══ PROVIDED RECORDS ══
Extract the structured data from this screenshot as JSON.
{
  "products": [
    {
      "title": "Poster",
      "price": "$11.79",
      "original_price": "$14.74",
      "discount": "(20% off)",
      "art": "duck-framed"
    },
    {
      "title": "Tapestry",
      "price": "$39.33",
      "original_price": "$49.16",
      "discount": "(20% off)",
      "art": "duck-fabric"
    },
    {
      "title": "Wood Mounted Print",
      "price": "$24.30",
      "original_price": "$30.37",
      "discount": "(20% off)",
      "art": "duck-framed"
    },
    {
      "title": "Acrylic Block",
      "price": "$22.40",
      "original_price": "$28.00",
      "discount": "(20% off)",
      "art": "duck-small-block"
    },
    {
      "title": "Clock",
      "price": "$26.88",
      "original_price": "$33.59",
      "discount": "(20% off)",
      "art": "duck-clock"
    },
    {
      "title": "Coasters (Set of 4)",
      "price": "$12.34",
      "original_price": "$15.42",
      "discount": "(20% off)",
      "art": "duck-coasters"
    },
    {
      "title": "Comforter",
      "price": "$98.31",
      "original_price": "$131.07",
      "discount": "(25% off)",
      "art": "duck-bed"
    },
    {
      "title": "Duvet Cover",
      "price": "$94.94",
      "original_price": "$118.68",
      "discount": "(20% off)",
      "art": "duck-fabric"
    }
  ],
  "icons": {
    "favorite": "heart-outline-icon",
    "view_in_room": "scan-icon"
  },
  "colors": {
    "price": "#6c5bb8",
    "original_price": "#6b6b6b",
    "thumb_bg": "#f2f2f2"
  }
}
═══
**THE TASK**
Pick out every line above that contains the word "title" and copy it.

**OUTPUT BELOW**
      "title": "Poster",
      "title": "Tapestry",
      "title": "Wood Mounted Print",
      "title": "Acrylic Block",
      "title": "Clock",
      "title": "Coasters (Set of 4)",
      "title": "Comforter",
      "title": "Duvet Cover",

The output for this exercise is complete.